== WORK TO BE COMPLETED ==
Would you transcribe all of the data exactly, down to the last character?

>>

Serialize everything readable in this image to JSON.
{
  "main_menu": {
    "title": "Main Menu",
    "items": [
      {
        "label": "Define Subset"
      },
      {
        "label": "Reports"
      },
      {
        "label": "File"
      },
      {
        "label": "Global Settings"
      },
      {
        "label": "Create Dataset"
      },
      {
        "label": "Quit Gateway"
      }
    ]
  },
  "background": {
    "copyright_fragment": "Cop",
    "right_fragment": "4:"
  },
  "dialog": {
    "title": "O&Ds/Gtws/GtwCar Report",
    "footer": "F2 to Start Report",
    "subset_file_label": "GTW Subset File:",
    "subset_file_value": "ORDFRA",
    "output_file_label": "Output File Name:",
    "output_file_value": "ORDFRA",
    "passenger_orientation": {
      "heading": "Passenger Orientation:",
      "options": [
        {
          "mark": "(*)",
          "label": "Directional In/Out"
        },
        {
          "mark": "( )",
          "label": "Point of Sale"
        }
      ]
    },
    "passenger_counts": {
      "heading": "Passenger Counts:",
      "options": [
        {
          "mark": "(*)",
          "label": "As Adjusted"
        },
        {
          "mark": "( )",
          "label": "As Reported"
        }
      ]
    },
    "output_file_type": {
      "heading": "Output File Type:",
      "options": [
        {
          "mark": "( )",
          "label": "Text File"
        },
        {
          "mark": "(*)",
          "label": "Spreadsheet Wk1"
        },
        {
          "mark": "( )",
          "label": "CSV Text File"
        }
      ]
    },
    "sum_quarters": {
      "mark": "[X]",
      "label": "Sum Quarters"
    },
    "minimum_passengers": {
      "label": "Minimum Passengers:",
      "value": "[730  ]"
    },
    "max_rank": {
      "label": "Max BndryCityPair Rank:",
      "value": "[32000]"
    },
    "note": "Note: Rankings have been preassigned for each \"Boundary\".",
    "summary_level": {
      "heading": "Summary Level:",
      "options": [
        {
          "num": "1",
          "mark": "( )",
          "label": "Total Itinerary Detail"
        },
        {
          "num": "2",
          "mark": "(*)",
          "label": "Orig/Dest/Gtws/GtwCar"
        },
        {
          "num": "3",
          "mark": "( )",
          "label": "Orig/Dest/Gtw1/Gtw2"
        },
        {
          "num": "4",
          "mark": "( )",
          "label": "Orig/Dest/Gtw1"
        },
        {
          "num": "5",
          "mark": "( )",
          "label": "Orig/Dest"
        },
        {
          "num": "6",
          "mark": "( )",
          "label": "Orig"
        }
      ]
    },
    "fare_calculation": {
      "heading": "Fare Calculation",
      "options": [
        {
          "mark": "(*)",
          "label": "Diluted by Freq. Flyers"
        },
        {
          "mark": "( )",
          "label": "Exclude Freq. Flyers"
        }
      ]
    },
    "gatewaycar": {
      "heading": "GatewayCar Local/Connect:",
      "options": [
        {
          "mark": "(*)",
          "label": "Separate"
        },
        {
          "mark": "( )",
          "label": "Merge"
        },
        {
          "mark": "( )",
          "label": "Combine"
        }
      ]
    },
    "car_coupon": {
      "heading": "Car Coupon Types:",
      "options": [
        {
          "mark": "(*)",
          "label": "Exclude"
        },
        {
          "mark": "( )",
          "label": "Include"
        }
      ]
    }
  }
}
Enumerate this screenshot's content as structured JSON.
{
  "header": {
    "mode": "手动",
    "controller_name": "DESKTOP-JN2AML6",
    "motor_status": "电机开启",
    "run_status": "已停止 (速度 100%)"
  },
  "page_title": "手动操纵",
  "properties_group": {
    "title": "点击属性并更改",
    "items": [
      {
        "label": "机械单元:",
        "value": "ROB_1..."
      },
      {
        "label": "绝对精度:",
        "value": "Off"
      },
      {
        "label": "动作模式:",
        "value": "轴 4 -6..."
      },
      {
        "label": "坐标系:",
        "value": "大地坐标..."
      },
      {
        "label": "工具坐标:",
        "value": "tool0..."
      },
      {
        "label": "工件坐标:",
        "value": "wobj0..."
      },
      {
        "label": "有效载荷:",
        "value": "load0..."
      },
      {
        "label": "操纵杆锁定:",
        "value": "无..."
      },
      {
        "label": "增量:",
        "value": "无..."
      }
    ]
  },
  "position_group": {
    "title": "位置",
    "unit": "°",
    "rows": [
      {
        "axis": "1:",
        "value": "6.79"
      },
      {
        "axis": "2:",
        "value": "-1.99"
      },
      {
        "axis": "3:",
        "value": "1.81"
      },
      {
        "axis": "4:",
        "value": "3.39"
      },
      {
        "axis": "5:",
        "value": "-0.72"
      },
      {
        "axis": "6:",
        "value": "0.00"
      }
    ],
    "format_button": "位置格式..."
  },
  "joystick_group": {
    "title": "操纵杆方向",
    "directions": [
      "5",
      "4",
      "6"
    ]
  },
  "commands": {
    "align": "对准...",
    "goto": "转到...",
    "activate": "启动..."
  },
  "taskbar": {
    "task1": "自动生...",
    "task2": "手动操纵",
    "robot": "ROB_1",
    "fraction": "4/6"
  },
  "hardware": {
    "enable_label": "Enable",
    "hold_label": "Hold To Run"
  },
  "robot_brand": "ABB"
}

<<

== TASK RESPONSE ==
Serialize everything readable in this image to JSON.
{
  "main_menu": {
    "title": "Main Menu",
    "items": [
      {
        "label": "Define Subset"
      },
      {
        "label": "Reports"
      },
      {
        "label": "File"
      },
      {
        "label": "Global Settings"
      },
      {
        "label": "Create Dataset"
      },
      {
        "label": "Quit Gateway"
      }
    ]
  },
  "background": {
    "copyright_fragment": "Cop",
    "right_fragment": "4:"
  },
  "dialog": {
    "title": "O&Ds/Gtws/GtwCar Report",
    "footer": "F2 to Start Report",
    "subset_file_label": "GTW Subset File:",
    "subset_file_value": "ORDFRA",
    "output_file_label": "Output File Name:",
    "output_file_value": "ORDFRA",
    "passenger_orientation": {
      "heading": "Passenger Orientation:",
      "options": [
        {
          "mark": "(*)",
          "label": "Directional In/Out"
        },
        {
          "mark": "( )",
          "label": "Point of Sale"
        }
      ]
    },
    "passenger_counts": {
      "heading": "Passenger Counts:",
      "options": [
        {
          "mark": "(*)",
          "label": "As Adjusted"
        },
        {
          "mark": "( )",
          "label": "As Reported"
        }
      ]
    },
    "output_file_type": {
      "heading": "Output File Type:",
      "options": [
        {
          "mark": "( )",
          "label": "Text File"
        },
        {
          "mark": "(*)",
          "label": "Spreadsheet Wk1"
        },
        {
          "mark": "( )",
          "label": "CSV Text File"
        }
      ]
    },
    "sum_quarters": {
      "mark": "[X]",
      "label": "Sum Quarters"
    },
    "minimum_passengers": {
      "label": "Minimum Passengers:",
      "value": "[730  ]"
    },
    "max_rank": {
      "label": "Max BndryCityPair Rank:",
      "value": "[32000]"
    },
    "note": "Note: Rankings have been preassigned for each \"Boundary\".",
    "summary_level": {
      "heading": "Summary Level:",
      "options": [
        {
          "num": "1",
          "mark": "( )",
          "label": "Total Itinerary Detail"
        },
        {
          "num": "2",
          "mark": "(*)",
          "label": "Orig/Dest/Gtws/GtwCar"
        },
        {
          "num": "3",
          "mark": "( )",
          "label": "Orig/Dest/Gtw1/Gtw2"
        },
        {
          "num": "4",
          "mark": "( )",
          "label": "Orig/Dest/Gtw1"
        },
        {
          "num": "5",
          "mark": "( )",
          "label": "Orig/Dest"
        },
        {
          "num": "6",
          "mark": "( )",
          "label": "Orig"
        }
      ]
    },
    "fare_calculation": {
      "heading": "Fare Calculation",
      "options": [
        {
          "mark": "(*)",
          "label": "Diluted by Freq. Flyers"
        },
        {
          "mark": "( )",
          "label": "Exclude Freq. Flyers"
        }
      ]
    },
    "gatewaycar": {
      "heading": "GatewayCar Local/Connect:",
      "options": [
        {
          "mark": "(*)",
          "label": "Separate"
        },
        {
          "mark": "( )",
          "label": "Merge"
        },
        {
          "mark": "( )",
          "label": "Combine"
        }
      ]
    },
    "car_coupon": {
      "heading": "Car Coupon Types:",
      "options": [
        {
          "mark": "(*)",
          "label": "Exclude"
        },
        {
          "mark": "( )",
          "label": "Include"
        }
      ]
    }
  }
}
Enumerate this screenshot's content as structured JSON.
{
  "header": {
    "mode": "手动",
    "controller_name": "DESKTOP-JN2AML6",
    "motor_status": "电机开启",
    "run_status": "已停止 (速度 100%)"
  },
  "page_title": "手动操纵",
  "properties_group": {
    "title": "点击属性并更改",
    "items": [
      {
        "label": "机械单元:",
        "value": "ROB_1..."
      },
      {
        "label": "绝对精度:",
        "value": "Off"
      },
      {
        "label": "动作模式:",
        "value": "轴 4 -6..."
      },
      {
        "label": "坐标系:",
        "value": "大地坐标..."
      },
      {
        "label": "工具坐标:",
        "value": "tool0..."
      },
      {
        "label": "工件坐标:",
        "value": "wobj0..."
      },
      {
        "label": "有效载荷:",
        "value": "load0..."
      },
      {
        "label": "操纵杆锁定:",
        "value": "无..."
      },
      {
        "label": "增量:",
        "value": "无..."
      }
    ]
  },
  "position_group": {
    "title": "位置",
    "unit": "°",
    "rows": [
      {
        "axis": "1:",
        "value": "6.79"
      },
      {
        "axis": "2:",
        "value": "-1.99"
      },
      {
        "axis": "3:",
        "value": "1.81"
      },
      {
        "axis": "4:",
        "value": "3.39"
      },
      {
        "axis": "5:",
        "value": "-0.72"
      },
      {
        "axis": "6:",
        "value": "0.00"
      }
    ],
    "format_button": "位置格式..."
  },
  "joystick_group": {
    "title": "操纵杆方向",
    "directions": [
      "5",
      "4",
      "6"
    ]
  },
  "commands": {
    "align": "对准...",
    "goto": "转到...",
    "activate": "启动..."
  },
  "taskbar": {
    "task1": "自动生...",
    "task2": "手动操纵",
    "robot": "ROB_1",
    "fraction": "4/6"
  },
  "hardware": {
    "enable_label": "Enable",
    "hold_label": "Hold To Run"
  },
  "robot_brand": "ABB"
}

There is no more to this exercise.